**Stated problem**
Return all the data, word for word.

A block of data
■ ■ ■
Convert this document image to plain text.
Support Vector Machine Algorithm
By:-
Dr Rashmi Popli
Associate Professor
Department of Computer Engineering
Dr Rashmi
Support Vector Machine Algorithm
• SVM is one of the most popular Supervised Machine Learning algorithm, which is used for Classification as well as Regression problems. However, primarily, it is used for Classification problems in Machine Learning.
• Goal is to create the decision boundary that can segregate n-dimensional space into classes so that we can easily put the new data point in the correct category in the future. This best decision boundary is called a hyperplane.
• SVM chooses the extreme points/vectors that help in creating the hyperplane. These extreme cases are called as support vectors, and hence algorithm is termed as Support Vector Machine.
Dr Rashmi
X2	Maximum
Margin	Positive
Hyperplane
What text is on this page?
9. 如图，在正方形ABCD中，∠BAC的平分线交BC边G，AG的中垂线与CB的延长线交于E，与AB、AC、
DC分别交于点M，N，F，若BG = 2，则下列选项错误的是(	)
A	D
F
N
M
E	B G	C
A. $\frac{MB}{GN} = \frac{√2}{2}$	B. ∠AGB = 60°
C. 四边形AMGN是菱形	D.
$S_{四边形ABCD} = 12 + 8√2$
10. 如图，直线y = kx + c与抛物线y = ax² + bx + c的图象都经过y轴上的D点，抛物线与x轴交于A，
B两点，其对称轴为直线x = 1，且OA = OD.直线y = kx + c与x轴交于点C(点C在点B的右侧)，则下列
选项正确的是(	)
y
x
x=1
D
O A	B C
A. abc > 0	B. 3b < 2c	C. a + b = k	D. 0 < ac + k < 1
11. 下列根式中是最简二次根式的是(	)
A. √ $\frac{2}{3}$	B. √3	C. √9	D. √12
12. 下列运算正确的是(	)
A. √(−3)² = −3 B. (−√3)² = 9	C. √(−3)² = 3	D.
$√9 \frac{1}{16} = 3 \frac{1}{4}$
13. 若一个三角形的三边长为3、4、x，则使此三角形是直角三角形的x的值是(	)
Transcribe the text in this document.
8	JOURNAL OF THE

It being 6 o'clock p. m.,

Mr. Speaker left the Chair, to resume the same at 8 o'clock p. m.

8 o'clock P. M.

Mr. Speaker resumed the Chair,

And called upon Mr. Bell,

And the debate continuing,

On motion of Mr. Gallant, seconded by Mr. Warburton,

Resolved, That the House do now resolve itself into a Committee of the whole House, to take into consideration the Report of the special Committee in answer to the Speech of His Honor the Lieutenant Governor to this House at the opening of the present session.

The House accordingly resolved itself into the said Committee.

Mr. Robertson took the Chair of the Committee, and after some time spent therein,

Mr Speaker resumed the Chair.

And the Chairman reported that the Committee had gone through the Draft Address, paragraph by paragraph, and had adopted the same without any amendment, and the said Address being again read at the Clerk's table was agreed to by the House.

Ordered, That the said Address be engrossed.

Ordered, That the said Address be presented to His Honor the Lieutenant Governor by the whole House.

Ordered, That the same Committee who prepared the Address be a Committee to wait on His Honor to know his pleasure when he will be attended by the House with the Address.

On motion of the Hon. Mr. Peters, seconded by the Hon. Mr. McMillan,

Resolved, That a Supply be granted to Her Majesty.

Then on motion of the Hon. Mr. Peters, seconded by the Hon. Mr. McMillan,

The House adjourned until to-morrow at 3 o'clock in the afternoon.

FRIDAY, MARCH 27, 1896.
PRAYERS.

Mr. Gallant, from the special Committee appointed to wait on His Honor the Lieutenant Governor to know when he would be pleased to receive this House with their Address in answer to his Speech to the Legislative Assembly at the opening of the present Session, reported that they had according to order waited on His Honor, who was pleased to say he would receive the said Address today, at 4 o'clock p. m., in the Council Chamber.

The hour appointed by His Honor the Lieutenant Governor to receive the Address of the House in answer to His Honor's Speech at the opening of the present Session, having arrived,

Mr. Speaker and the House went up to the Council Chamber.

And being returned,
■ ■ ■
**Task response**
Convert this document image to plain text.
Support Vector Machine Algorithm
By:-
Dr Rashmi Popli
Associate Professor
Department of Computer Engineering
Dr Rashmi
Support Vector Machine Algorithm
• SVM is one of the most popular Supervised Machine Learning algorithm, which is used for Classification as well as Regression problems. However, primarily, it is used for Classification problems in Machine Learning.
• Goal is to create the decision boundary that can segregate n-dimensional space into classes so that we can easily put the new data point in the correct category in the future. This best decision boundary is called a hyperplane.
• SVM chooses the extreme points/vectors that help in creating the hyperplane. These extreme cases are called as support vectors, and hence algorithm is termed as Support Vector Machine.
Dr Rashmi
X2	Maximum
Margin	Positive
Hyperplane
What text is on this page?
9. 如图，在正方形ABCD中，∠BAC的平分线交BC边G，AG的中垂线与CB的延长线交于E，与AB、AC、
DC分别交于点M，N，F，若BG = 2，则下列选项错误的是(	)
A	D
F
N
M
E	B G	C
A. $\frac{MB}{GN} = \frac{√2}{2}$	B. ∠AGB = 60°
C. 四边形AMGN是菱形	D.
$S_{四边形ABCD} = 12 + 8√2$
10. 如图，直线y = kx + c与抛物线y = ax² + bx + c的图象都经过y轴上的D点，抛物线与x轴交于A，
B两点，其对称轴为直线x = 1，且OA = OD.直线y = kx + c与x轴交于点C(点C在点B的右侧)，则下列
选项正确的是(	)
y
x
x=1
D
O A	B C
A. abc > 0	B. 3b < 2c	C. a + b = k	D. 0 < ac + k < 1
11. 下列根式中是最简二次根式的是(	)
A. √ $\frac{2}{3}$	B. √3	C. √9	D. √12
12. 下列运算正确的是(	)
A. √(−3)² = −3 B. (−√3)² = 9	C. √(−3)² = 3	D.
$√9 \frac{1}{16} = 3 \frac{1}{4}$
13. 若一个三角形的三边长为3、4、x，则使此三角形是直角三角形的x的值是(	)
Transcribe the text in this document.
8	JOURNAL OF THE

It being 6 o'clock p. m.,

Mr. Speaker left the Chair, to resume the same at 8 o'clock p. m.

8 o'clock P. M.

Mr. Speaker resumed the Chair,

And called upon Mr. Bell,

And the debate continuing,

On motion of Mr. Gallant, seconded by Mr. Warburton,

Resolved, That the House do now resolve itself into a Committee of the whole House, to take into consideration the Report of the special Committee in answer to the Speech of His Honor the Lieutenant Governor to this House at the opening of the present session.

The House accordingly resolved itself into the said Committee.

Mr. Robertson took the Chair of the Committee, and after some time spent therein,

Mr Speaker resumed the Chair.

And the Chairman reported that the Committee had gone through the Draft Address, paragraph by paragraph, and had adopted the same without any amendment, and the said Address being again read at the Clerk's table was agreed to by the House.

Ordered, That the said Address be engrossed.

Ordered, That the said Address be presented to His Honor the Lieutenant Governor by the whole House.

Ordered, That the same Committee who prepared the Address be a Committee to wait on His Honor to know his pleasure when he will be attended by the House with the Address.

On motion of the Hon. Mr. Peters, seconded by the Hon. Mr. McMillan,

Resolved, That a Supply be granted to Her Majesty.

Then on motion of the Hon. Mr. Peters, seconded by the Hon. Mr. McMillan,

The House adjourned until to-morrow at 3 o'clock in the afternoon.

FRIDAY, MARCH 27, 1896.
PRAYERS.

Mr. Gallant, from the special Committee appointed to wait on His Honor the Lieutenant Governor to know when he would be pleased to receive this House with their Address in answer to his Speech to the Legislative Assembly at the opening of the present Session, reported that they had according to order waited on His Honor, who was pleased to say he would receive the said Address today, at 4 o'clock p. m., in the Council Chamber.

The hour appointed by His Honor the Lieutenant Governor to receive the Address of the House in answer to His Honor's Speech at the opening of the present Session, having arrived,

Mr. Speaker and the House went up to the Council Chamber.

And being returned,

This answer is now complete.